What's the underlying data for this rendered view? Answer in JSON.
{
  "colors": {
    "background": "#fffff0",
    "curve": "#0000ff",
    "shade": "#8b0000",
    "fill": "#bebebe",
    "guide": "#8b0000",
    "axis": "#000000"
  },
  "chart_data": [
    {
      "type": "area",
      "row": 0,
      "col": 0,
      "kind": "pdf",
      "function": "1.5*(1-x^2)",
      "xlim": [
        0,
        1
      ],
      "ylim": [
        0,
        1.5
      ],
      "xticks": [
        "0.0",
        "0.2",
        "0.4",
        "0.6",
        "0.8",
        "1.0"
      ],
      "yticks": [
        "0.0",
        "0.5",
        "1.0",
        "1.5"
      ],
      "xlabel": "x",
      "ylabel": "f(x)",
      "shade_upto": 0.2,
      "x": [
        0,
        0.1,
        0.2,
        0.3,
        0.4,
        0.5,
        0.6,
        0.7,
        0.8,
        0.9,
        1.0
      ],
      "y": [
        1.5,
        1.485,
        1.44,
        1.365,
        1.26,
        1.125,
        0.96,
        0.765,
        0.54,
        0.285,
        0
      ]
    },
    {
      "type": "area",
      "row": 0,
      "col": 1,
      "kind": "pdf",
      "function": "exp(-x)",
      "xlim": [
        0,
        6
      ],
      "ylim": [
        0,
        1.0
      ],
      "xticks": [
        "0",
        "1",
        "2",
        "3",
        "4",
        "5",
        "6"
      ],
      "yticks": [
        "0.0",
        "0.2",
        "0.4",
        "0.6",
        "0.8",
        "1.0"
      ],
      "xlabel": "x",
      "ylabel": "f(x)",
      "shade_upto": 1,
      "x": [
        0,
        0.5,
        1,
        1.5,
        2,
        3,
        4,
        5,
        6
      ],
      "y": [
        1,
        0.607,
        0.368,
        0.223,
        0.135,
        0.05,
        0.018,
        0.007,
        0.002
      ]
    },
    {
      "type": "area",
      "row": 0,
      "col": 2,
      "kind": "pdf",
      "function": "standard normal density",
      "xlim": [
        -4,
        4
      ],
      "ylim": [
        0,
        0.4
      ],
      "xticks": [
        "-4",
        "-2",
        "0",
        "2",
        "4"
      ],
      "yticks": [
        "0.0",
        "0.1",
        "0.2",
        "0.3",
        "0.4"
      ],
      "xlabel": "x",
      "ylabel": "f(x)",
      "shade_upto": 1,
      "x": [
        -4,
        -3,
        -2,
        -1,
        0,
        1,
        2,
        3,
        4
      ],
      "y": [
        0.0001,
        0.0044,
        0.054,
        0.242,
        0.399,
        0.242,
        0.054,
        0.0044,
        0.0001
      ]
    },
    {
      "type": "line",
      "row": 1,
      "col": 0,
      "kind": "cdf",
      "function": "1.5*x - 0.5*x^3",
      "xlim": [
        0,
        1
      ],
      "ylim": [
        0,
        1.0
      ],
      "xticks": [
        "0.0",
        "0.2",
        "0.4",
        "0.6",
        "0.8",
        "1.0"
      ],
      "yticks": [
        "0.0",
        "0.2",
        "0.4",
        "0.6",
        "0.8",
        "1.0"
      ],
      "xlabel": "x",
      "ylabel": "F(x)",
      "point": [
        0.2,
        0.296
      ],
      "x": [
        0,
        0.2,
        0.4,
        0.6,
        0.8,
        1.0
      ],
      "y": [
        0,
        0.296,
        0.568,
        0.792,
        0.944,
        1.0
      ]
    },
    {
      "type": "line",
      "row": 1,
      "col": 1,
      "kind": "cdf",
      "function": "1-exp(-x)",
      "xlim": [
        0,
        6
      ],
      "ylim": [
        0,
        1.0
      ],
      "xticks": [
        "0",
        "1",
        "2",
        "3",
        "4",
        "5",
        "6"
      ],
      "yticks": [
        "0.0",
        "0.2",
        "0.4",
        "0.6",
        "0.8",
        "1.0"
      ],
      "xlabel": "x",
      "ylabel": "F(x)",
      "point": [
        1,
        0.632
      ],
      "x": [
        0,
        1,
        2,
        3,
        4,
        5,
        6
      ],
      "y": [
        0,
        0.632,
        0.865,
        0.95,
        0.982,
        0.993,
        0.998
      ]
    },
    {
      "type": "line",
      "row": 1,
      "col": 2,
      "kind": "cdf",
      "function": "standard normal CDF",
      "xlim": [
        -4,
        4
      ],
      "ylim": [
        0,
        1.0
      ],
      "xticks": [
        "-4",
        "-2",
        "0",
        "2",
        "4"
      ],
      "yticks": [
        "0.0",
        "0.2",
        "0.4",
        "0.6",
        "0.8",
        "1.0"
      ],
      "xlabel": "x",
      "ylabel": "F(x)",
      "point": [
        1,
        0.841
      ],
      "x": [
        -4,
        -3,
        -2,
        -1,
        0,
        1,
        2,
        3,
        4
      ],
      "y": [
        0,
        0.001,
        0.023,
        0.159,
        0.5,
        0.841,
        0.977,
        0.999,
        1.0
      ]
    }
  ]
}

• • •

▶ _Your goal_
Repeat back the data above, exact to the last character.

▶ _Final result_
What's the underlying data for this rendered view? Answer in JSON.
{
  "colors": {
    "background": "#fffff0",
    "curve": "#0000ff",
    "shade": "#8b0000",
    "fill": "#bebebe",
    "guide": "#8b0000",
    "axis": "#000000"
  },
  "chart_data": [
    {
      "type": "area",
      "row": 0,
      "col": 0,
      "kind": "pdf",
      "function": "1.5*(1-x^2)",
      "xlim": [
        0,
        1
      ],
      "ylim": [
        0,
        1.5
      ],
      "xticks": [
        "0.0",
        "0.2",
        "0.4",
        "0.6",
        "0.8",
        "1.0"
      ],
      "yticks": [
        "0.0",
        "0.5",
        "1.0",
        "1.5"
      ],
      "xlabel": "x",
      "ylabel": "f(x)",
      "shade_upto": 0.2,
      "x": [
        0,
        0.1,
        0.2,
        0.3,
        0.4,
        0.5,
        0.6,
        0.7,
        0.8,
        0.9,
        1.0
      ],
      "y": [
        1.5,
        1.485,
        1.44,
        1.365,
        1.26,
        1.125,
        0.96,
        0.765,
        0.54,
        0.285,
        0
      ]
    },
    {
      "type": "area",
      "row": 0,
      "col": 1,
      "kind": "pdf",
      "function": "exp(-x)",
      "xlim": [
        0,
        6
      ],
      "ylim": [
        0,
        1.0
      ],
      "xticks": [
        "0",
        "1",
        "2",
        "3",
        "4",
        "5",
        "6"
      ],
      "yticks": [
        "0.0",
        "0.2",
        "0.4",
        "0.6",
        "0.8",
        "1.0"
      ],
      "xlabel": "x",
      "ylabel": "f(x)",
      "shade_upto": 1,
      "x": [
        0,
        0.5,
        1,
        1.5,
        2,
        3,
        4,
        5,
        6
      ],
      "y": [
        1,
        0.607,
        0.368,
        0.223,
        0.135,
        0.05,
        0.018,
        0.007,
        0.002
      ]
    },
    {
      "type": "area",
      "row": 0,
      "col": 2,
      "kind": "pdf",
      "function": "standard normal density",
      "xlim": [
        -4,
        4
      ],
      "ylim": [
        0,
        0.4
      ],
      "xticks": [
        "-4",
        "-2",
        "0",
        "2",
        "4"
      ],
      "yticks": [
        "0.0",
        "0.1",
        "0.2",
        "0.3",
        "0.4"
      ],
      "xlabel": "x",
      "ylabel": "f(x)",
      "shade_upto": 1,
      "x": [
        -4,
        -3,
        -2,
        -1,
        0,
        1,
        2,
        3,
        4
      ],
      "y": [
        0.0001,
        0.0044,
        0.054,
        0.242,
        0.399,
        0.242,
        0.054,
        0.0044,
        0.0001
      ]
    },
    {
      "type": "line",
      "row": 1,
      "col": 0,
      "kind": "cdf",
      "function": "1.5*x - 0.5*x^3",
      "xlim": [
        0,
        1
      ],
      "ylim": [
        0,
        1.0
      ],
      "xticks": [
        "0.0",
        "0.2",
        "0.4",
        "0.6",
        "0.8",
        "1.0"
      ],
      "yticks": [
        "0.0",
        "0.2",
        "0.4",
        "0.6",
        "0.8",
        "1.0"
      ],
      "xlabel": "x",
      "ylabel": "F(x)",
      "point": [
        0.2,
        0.296
      ],
      "x": [
        0,
        0.2,
        0.4,
        0.6,
        0.8,
        1.0
      ],
      "y": [
        0,
        0.296,
        0.568,
        0.792,
        0.944,
        1.0
      ]
    },
    {
      "type": "line",
      "row": 1,
      "col": 1,
      "kind": "cdf",
      "function": "1-exp(-x)",
      "xlim": [
        0,
        6
      ],
      "ylim": [
        0,
        1.0
      ],
      "xticks": [
        "0",
        "1",
        "2",
        "3",
        "4",
        "5",
        "6"
      ],
      "yticks": [
        "0.0",
        "0.2",
        "0.4",
        "0.6",
        "0.8",
        "1.0"
      ],
      "xlabel": "x",
      "ylabel": "F(x)",
      "point": [
        1,
        0.632
      ],
      "x": [
        0,
        1,
        2,
        3,
        4,
        5,
        6
      ],
      "y": [
        0,
        0.632,
        0.865,
        0.95,
        0.982,
        0.993,
        0.998
      ]
    },
    {
      "type": "line",
      "row": 1,
      "col": 2,
      "kind": "cdf",
      "function": "standard normal CDF",
      "xlim": [
        -4,
        4
      ],
      "ylim": [
        0,
        1.0
      ],
      "xticks": [
        "-4",
        "-2",
        "0",
        "2",
        "4"
      ],
      "yticks": [
        "0.0",
        "0.2",
        "0.4",
        "0.6",
        "0.8",
        "1.0"
      ],
      "xlabel": "x",
      "ylabel": "F(x)",
      "point": [
        1,
        0.841
      ],
      "x": [
        -4,
        -3,
        -2,
        -1,
        0,
        1,
        2,
        3,
        4
      ],
      "y": [
        0,
        0.001,
        0.023,
        0.159,
        0.5,
        0.841,
        0.977,
        0.999,
        1.0
      ]
    }
  ]
}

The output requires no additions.